(Data extracted from a collection)
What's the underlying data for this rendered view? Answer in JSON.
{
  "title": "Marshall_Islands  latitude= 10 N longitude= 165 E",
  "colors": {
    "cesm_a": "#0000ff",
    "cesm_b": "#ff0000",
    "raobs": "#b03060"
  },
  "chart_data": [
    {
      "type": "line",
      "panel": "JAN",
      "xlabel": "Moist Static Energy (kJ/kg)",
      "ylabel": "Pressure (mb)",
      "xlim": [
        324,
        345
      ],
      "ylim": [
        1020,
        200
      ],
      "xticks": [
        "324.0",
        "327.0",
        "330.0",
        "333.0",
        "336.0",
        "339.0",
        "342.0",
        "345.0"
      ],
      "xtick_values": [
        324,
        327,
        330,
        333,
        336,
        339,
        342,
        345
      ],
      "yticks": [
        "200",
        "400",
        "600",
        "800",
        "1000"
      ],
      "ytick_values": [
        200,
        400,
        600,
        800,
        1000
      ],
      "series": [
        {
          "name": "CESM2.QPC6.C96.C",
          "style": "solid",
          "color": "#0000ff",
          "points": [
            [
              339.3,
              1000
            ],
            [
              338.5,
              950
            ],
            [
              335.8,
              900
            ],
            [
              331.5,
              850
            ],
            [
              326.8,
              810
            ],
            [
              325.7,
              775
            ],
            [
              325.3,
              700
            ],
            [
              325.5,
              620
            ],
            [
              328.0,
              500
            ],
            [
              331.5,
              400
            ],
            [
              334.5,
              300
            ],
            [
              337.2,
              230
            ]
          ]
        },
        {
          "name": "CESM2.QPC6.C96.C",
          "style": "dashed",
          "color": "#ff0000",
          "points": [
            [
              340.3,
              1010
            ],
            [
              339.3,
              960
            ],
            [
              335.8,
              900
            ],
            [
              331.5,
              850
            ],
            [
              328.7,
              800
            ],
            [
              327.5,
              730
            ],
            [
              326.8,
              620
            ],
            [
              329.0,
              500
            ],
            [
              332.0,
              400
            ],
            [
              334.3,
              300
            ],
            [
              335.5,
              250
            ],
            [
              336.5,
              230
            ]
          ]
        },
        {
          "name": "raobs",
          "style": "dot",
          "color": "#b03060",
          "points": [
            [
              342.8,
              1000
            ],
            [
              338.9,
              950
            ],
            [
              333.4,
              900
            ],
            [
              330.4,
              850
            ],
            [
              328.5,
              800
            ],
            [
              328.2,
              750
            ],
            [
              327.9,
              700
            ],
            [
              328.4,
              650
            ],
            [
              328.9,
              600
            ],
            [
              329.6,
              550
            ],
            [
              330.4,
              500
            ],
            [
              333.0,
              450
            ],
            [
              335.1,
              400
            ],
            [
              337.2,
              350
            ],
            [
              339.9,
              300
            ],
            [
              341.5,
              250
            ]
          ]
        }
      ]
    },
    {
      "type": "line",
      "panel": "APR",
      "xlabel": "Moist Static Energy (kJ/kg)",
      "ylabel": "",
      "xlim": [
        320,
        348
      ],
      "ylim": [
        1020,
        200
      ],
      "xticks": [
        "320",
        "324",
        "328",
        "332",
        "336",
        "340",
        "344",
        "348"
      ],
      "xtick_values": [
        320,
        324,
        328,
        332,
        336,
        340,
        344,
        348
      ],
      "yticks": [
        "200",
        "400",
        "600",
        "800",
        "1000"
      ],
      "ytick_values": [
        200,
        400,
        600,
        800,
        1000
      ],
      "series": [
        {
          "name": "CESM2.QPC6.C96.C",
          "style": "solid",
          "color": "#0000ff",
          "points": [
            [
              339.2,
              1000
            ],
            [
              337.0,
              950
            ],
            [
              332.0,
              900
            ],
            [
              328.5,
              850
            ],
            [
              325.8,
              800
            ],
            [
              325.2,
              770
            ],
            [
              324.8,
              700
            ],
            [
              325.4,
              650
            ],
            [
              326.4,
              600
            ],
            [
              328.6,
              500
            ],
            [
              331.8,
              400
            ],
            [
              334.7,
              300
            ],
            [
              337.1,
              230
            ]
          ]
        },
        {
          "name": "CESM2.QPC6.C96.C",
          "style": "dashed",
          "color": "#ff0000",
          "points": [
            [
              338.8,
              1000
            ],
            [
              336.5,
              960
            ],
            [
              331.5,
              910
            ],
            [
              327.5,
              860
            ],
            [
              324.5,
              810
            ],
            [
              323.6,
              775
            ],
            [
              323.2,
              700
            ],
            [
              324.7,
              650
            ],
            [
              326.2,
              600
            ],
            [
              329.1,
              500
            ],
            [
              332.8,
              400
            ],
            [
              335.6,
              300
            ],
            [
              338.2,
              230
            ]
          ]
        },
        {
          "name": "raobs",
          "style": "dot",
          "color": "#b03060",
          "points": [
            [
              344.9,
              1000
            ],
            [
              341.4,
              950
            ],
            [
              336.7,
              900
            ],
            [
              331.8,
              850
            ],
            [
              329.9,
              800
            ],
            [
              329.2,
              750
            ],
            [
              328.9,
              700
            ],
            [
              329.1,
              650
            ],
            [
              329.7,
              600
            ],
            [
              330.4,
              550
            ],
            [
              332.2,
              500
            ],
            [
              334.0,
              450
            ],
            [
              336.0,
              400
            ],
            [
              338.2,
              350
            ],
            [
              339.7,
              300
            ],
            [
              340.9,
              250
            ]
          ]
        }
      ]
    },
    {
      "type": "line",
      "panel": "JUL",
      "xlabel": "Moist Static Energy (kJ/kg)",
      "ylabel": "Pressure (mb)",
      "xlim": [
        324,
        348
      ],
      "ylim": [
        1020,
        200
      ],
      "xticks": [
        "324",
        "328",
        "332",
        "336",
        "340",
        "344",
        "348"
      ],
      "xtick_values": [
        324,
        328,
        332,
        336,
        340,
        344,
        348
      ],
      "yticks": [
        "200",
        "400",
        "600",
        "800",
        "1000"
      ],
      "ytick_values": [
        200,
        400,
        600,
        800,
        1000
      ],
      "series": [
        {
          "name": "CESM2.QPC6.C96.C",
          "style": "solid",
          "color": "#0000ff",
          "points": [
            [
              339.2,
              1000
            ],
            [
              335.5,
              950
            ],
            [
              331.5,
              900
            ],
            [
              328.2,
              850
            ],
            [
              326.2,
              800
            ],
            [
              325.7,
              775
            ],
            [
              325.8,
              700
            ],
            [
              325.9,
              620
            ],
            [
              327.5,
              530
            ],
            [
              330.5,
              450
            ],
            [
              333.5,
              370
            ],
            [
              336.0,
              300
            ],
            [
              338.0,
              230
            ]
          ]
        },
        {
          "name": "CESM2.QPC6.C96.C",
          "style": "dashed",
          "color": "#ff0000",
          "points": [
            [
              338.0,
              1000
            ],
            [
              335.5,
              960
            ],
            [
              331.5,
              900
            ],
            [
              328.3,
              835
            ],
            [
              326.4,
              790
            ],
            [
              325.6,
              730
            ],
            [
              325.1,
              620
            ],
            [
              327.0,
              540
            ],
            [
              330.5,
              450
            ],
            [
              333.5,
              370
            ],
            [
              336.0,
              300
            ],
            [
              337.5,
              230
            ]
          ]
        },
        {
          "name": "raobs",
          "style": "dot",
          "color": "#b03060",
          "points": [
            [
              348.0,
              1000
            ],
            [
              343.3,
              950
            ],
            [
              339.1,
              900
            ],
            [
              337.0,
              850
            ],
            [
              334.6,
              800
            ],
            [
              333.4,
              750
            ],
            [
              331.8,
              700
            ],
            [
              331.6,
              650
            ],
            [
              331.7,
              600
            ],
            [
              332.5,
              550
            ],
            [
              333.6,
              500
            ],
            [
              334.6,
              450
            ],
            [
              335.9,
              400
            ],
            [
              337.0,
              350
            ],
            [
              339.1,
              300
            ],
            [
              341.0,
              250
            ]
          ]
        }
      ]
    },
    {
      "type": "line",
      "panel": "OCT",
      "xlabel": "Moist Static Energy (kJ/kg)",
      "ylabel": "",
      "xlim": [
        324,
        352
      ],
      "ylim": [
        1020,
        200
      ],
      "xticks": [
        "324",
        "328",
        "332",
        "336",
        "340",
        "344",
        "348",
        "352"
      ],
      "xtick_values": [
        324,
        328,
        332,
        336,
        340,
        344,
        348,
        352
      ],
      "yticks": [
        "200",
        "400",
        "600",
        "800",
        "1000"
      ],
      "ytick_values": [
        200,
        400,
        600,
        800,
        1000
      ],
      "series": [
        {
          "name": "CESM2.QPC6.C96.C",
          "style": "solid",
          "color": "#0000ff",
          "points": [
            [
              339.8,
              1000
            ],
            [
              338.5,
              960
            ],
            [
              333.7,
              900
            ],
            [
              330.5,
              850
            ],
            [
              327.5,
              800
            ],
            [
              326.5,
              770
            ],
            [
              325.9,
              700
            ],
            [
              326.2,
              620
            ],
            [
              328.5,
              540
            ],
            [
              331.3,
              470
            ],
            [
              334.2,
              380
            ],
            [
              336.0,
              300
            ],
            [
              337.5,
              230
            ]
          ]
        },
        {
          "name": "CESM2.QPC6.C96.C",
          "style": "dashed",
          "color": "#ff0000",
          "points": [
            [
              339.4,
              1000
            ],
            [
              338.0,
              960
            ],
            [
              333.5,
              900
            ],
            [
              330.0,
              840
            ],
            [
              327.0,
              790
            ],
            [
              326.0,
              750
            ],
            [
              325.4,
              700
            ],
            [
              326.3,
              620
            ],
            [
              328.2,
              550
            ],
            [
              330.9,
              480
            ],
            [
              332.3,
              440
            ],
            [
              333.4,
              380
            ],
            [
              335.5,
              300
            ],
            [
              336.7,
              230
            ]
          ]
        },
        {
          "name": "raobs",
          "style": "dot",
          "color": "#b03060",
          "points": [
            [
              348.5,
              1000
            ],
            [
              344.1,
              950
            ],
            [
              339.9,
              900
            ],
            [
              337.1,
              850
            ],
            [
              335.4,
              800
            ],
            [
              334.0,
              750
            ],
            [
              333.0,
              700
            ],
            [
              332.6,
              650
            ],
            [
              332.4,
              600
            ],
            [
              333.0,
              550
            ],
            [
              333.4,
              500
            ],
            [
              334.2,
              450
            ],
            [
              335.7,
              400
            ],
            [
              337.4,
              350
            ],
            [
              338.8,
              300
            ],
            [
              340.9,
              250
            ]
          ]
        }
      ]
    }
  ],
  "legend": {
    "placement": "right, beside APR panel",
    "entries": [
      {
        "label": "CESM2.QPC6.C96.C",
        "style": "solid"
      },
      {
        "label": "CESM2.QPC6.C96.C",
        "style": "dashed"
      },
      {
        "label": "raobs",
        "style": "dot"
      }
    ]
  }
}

WHAT YOU WILL DO:
Copy out every line that includes the word "panel".

WRITTEN SOLUTION:
      "panel": "JAN",
      "panel": "APR",
      "panel": "JUL",
      "panel": "OCT",
    "placement": "right, beside APR panel",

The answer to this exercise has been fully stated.